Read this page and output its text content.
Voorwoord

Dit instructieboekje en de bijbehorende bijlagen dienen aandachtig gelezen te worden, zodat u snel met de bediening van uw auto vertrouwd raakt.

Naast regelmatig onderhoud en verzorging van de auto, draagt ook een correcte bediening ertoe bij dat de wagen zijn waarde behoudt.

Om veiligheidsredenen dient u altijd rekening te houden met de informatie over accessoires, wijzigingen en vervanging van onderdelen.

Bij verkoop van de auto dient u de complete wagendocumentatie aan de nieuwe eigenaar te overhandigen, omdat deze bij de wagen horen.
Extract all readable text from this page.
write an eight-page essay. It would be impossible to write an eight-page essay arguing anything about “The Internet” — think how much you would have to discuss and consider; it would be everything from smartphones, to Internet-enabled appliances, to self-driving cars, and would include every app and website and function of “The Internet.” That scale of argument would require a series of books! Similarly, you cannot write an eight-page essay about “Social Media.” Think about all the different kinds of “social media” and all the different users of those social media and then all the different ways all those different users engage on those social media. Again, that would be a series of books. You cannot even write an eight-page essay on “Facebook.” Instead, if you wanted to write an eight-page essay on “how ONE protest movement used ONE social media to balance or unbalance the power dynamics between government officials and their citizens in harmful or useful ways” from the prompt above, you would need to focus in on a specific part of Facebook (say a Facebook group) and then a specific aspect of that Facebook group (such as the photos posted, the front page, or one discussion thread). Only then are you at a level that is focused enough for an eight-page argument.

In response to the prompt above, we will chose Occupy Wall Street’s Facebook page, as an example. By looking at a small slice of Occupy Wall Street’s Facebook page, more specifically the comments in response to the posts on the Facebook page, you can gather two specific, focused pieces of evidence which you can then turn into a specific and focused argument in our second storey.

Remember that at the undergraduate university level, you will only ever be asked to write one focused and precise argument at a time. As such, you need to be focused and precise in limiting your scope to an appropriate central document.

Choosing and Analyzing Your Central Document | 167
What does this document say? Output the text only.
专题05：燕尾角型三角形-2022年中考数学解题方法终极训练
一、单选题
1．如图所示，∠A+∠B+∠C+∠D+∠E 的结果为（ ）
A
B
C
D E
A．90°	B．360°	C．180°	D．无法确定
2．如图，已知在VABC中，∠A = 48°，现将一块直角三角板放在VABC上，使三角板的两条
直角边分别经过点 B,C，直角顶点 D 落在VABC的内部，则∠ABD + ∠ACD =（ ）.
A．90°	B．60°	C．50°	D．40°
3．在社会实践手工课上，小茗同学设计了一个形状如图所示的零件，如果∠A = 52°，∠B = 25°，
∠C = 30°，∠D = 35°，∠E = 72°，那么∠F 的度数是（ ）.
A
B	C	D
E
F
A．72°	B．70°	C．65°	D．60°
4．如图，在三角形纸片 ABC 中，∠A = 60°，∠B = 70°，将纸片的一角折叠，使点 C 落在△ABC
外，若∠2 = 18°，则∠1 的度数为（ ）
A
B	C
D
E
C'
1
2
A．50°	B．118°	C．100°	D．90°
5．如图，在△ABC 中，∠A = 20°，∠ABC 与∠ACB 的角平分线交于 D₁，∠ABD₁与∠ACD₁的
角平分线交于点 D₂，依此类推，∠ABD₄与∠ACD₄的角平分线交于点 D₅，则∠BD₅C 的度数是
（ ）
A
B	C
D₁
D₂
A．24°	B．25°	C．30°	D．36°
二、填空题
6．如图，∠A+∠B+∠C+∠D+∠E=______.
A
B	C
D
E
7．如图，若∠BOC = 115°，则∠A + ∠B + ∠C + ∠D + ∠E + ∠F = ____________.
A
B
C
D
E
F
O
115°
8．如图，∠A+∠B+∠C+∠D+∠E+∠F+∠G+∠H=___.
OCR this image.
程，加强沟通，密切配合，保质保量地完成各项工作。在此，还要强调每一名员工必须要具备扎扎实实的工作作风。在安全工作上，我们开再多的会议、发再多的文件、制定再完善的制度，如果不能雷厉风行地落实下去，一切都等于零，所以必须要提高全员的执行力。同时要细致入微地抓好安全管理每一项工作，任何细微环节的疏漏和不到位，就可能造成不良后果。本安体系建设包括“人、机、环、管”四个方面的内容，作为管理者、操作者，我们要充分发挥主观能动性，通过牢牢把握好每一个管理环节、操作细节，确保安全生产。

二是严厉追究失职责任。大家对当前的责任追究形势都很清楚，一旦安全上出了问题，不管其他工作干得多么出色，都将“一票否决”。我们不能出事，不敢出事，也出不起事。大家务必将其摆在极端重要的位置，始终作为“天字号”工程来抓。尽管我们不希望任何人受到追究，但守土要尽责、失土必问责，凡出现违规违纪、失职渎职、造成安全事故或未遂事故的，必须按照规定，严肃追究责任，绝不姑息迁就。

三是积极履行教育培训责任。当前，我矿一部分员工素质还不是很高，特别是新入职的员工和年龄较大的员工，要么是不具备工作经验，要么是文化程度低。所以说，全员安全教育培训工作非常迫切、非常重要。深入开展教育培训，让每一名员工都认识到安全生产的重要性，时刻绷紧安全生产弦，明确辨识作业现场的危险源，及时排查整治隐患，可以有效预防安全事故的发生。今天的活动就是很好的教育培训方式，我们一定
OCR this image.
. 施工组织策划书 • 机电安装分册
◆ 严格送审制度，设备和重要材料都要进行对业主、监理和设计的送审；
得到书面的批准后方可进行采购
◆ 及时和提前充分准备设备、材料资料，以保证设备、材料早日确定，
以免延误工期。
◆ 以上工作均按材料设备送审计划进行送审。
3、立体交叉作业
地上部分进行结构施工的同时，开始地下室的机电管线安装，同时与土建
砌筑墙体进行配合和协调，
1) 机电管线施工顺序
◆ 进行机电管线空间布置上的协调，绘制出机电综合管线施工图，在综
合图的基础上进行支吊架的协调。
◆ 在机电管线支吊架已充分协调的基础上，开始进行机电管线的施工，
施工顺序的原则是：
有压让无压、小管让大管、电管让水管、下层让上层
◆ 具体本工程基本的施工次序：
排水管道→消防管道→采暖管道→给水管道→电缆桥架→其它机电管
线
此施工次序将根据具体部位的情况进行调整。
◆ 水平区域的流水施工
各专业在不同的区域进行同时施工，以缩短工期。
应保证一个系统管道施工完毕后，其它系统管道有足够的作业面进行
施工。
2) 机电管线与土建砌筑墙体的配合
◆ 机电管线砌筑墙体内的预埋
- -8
______
▸ **EXERCISE**
Output the entries verbatim.

▸ **EXERCISE OUTPUT**
Read this page and output its text content.
Voorwoord

Dit instructieboekje en de bijbehorende bijlagen dienen aandachtig gelezen te worden, zodat u snel met de bediening van uw auto vertrouwd raakt.

Naast regelmatig onderhoud en verzorging van de auto, draagt ook een correcte bediening ertoe bij dat de wagen zijn waarde behoudt.

Om veiligheidsredenen dient u altijd rekening te houden met de informatie over accessoires, wijzigingen en vervanging van onderdelen.

Bij verkoop van de auto dient u de complete wagendocumentatie aan de nieuwe eigenaar te overhandigen, omdat deze bij de wagen horen.
Extract all readable text from this page.
write an eight-page essay. It would be impossible to write an eight-page essay arguing anything about “The Internet” — think how much you would have to discuss and consider; it would be everything from smartphones, to Internet-enabled appliances, to self-driving cars, and would include every app and website and function of “The Internet.” That scale of argument would require a series of books! Similarly, you cannot write an eight-page essay about “Social Media.” Think about all the different kinds of “social media” and all the different users of those social media and then all the different ways all those different users engage on those social media. Again, that would be a series of books. You cannot even write an eight-page essay on “Facebook.” Instead, if you wanted to write an eight-page essay on “how ONE protest movement used ONE social media to balance or unbalance the power dynamics between government officials and their citizens in harmful or useful ways” from the prompt above, you would need to focus in on a specific part of Facebook (say a Facebook group) and then a specific aspect of that Facebook group (such as the photos posted, the front page, or one discussion thread). Only then are you at a level that is focused enough for an eight-page argument.

In response to the prompt above, we will chose Occupy Wall Street’s Facebook page, as an example. By looking at a small slice of Occupy Wall Street’s Facebook page, more specifically the comments in response to the posts on the Facebook page, you can gather two specific, focused pieces of evidence which you can then turn into a specific and focused argument in our second storey.

Remember that at the undergraduate university level, you will only ever be asked to write one focused and precise argument at a time. As such, you need to be focused and precise in limiting your scope to an appropriate central document.

Choosing and Analyzing Your Central Document | 167
What does this document say? Output the text only.
专题05：燕尾角型三角形-2022年中考数学解题方法终极训练
一、单选题
1．如图所示，∠A+∠B+∠C+∠D+∠E 的结果为（ ）
A
B
C
D E
A．90°	B．360°	C．180°	D．无法确定
2．如图，已知在VABC中，∠A = 48°，现将一块直角三角板放在VABC上，使三角板的两条
直角边分别经过点 B,C，直角顶点 D 落在VABC的内部，则∠ABD + ∠ACD =（ ）.
A．90°	B．60°	C．50°	D．40°
3．在社会实践手工课上，小茗同学设计了一个形状如图所示的零件，如果∠A = 52°，∠B = 25°，
∠C = 30°，∠D = 35°，∠E = 72°，那么∠F 的度数是（ ）.
A
B	C	D
E
F
A．72°	B．70°	C．65°	D．60°
4．如图，在三角形纸片 ABC 中，∠A = 60°，∠B = 70°，将纸片的一角折叠，使点 C 落在△ABC
外，若∠2 = 18°，则∠1 的度数为（ ）
A
B	C
D
E
C'
1
2
A．50°	B．118°	C．100°	D．90°
5．如图，在△ABC 中，∠A = 20°，∠ABC 与∠ACB 的角平分线交于 D₁，∠ABD₁与∠ACD₁的
角平分线交于点 D₂，依此类推，∠ABD₄与∠ACD₄的角平分线交于点 D₅，则∠BD₅C 的度数是
（ ）
A
B	C
D₁
D₂
A．24°	B．25°	C．30°	D．36°
二、填空题
6．如图，∠A+∠B+∠C+∠D+∠E=______.
A
B	C
D
E
7．如图，若∠BOC = 115°，则∠A + ∠B + ∠C + ∠D + ∠E + ∠F = ____________.
A
B
C
D
E
F
O
115°
8．如图，∠A+∠B+∠C+∠D+∠E+∠F+∠G+∠H=___.
OCR this image.
程，加强沟通，密切配合，保质保量地完成各项工作。在此，还要强调每一名员工必须要具备扎扎实实的工作作风。在安全工作上，我们开再多的会议、发再多的文件、制定再完善的制度，如果不能雷厉风行地落实下去，一切都等于零，所以必须要提高全员的执行力。同时要细致入微地抓好安全管理每一项工作，任何细微环节的疏漏和不到位，就可能造成不良后果。本安体系建设包括“人、机、环、管”四个方面的内容，作为管理者、操作者，我们要充分发挥主观能动性，通过牢牢把握好每一个管理环节、操作细节，确保安全生产。

二是严厉追究失职责任。大家对当前的责任追究形势都很清楚，一旦安全上出了问题，不管其他工作干得多么出色，都将“一票否决”。我们不能出事，不敢出事，也出不起事。大家务必将其摆在极端重要的位置，始终作为“天字号”工程来抓。尽管我们不希望任何人受到追究，但守土要尽责、失土必问责，凡出现违规违纪、失职渎职、造成安全事故或未遂事故的，必须按照规定，严肃追究责任，绝不姑息迁就。

三是积极履行教育培训责任。当前，我矿一部分员工素质还不是很高，特别是新入职的员工和年龄较大的员工，要么是不具备工作经验，要么是文化程度低。所以说，全员安全教育培训工作非常迫切、非常重要。深入开展教育培训，让每一名员工都认识到安全生产的重要性，时刻绷紧安全生产弦，明确辨识作业现场的危险源，及时排查整治隐患，可以有效预防安全事故的发生。今天的活动就是很好的教育培训方式，我们一定
OCR this image.
. 施工组织策划书 • 机电安装分册
◆ 严格送审制度，设备和重要材料都要进行对业主、监理和设计的送审；
得到书面的批准后方可进行采购
◆ 及时和提前充分准备设备、材料资料，以保证设备、材料早日确定，
以免延误工期。
◆ 以上工作均按材料设备送审计划进行送审。
3、立体交叉作业
地上部分进行结构施工的同时，开始地下室的机电管线安装，同时与土建
砌筑墙体进行配合和协调，
1) 机电管线施工顺序
◆ 进行机电管线空间布置上的协调，绘制出机电综合管线施工图，在综
合图的基础上进行支吊架的协调。
◆ 在机电管线支吊架已充分协调的基础上，开始进行机电管线的施工，
施工顺序的原则是：
有压让无压、小管让大管、电管让水管、下层让上层
◆ 具体本工程基本的施工次序：
排水管道→消防管道→采暖管道→给水管道→电缆桥架→其它机电管
线
此施工次序将根据具体部位的情况进行调整。
◆ 水平区域的流水施工
各专业在不同的区域进行同时施工，以缩短工期。
应保证一个系统管道施工完毕后，其它系统管道有足够的作业面进行
施工。
2) 机电管线与土建砌筑墙体的配合
◆ 机电管线砌筑墙体内的预埋
- -8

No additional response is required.